**RAW DATA:**
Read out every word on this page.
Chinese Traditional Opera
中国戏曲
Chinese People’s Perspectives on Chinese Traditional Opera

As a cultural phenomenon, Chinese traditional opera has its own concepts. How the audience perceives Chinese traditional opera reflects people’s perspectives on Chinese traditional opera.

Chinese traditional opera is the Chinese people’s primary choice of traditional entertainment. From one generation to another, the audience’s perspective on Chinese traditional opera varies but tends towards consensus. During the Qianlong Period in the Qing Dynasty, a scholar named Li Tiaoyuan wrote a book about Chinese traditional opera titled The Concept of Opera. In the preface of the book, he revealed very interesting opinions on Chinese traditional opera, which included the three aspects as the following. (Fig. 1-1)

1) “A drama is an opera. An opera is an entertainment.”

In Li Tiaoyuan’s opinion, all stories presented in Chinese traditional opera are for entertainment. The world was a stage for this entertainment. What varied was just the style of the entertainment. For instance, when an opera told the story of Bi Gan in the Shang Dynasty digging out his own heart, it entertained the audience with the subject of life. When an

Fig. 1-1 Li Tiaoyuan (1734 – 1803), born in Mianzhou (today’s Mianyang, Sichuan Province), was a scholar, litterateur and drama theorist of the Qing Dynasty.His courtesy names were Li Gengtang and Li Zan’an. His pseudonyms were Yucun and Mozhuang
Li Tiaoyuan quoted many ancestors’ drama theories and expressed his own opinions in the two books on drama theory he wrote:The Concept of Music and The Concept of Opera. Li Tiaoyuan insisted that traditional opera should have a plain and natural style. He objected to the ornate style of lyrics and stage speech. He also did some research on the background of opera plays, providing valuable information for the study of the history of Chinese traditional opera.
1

**EXERCISE BRIEF:**
All of the entries need to be reproduced exactly; please write them out.

**TASK RESULT:**
Read out every word on this page.
Chinese Traditional Opera
中国戏曲
Chinese People’s Perspectives on Chinese Traditional Opera

As a cultural phenomenon, Chinese traditional opera has its own concepts. How the audience perceives Chinese traditional opera reflects people’s perspectives on Chinese traditional opera.

Chinese traditional opera is the Chinese people’s primary choice of traditional entertainment. From one generation to another, the audience’s perspective on Chinese traditional opera varies but tends towards consensus. During the Qianlong Period in the Qing Dynasty, a scholar named Li Tiaoyuan wrote a book about Chinese traditional opera titled The Concept of Opera. In the preface of the book, he revealed very interesting opinions on Chinese traditional opera, which included the three aspects as the following. (Fig. 1-1)

1) “A drama is an opera. An opera is an entertainment.”

In Li Tiaoyuan’s opinion, all stories presented in Chinese traditional opera are for entertainment. The world was a stage for this entertainment. What varied was just the style of the entertainment. For instance, when an opera told the story of Bi Gan in the Shang Dynasty digging out his own heart, it entertained the audience with the subject of life. When an

Fig. 1-1 Li Tiaoyuan (1734 – 1803), born in Mianzhou (today’s Mianyang, Sichuan Province), was a scholar, litterateur and drama theorist of the Qing Dynasty.His courtesy names were Li Gengtang and Li Zan’an. His pseudonyms were Yucun and Mozhuang
Li Tiaoyuan quoted many ancestors’ drama theories and expressed his own opinions in the two books on drama theory he wrote:The Concept of Music and The Concept of Opera. Li Tiaoyuan insisted that traditional opera should have a plain and natural style. He objected to the ornate style of lyrics and stage speech. He also did some research on the background of opera plays, providing valuable information for the study of the history of Chinese traditional opera.
1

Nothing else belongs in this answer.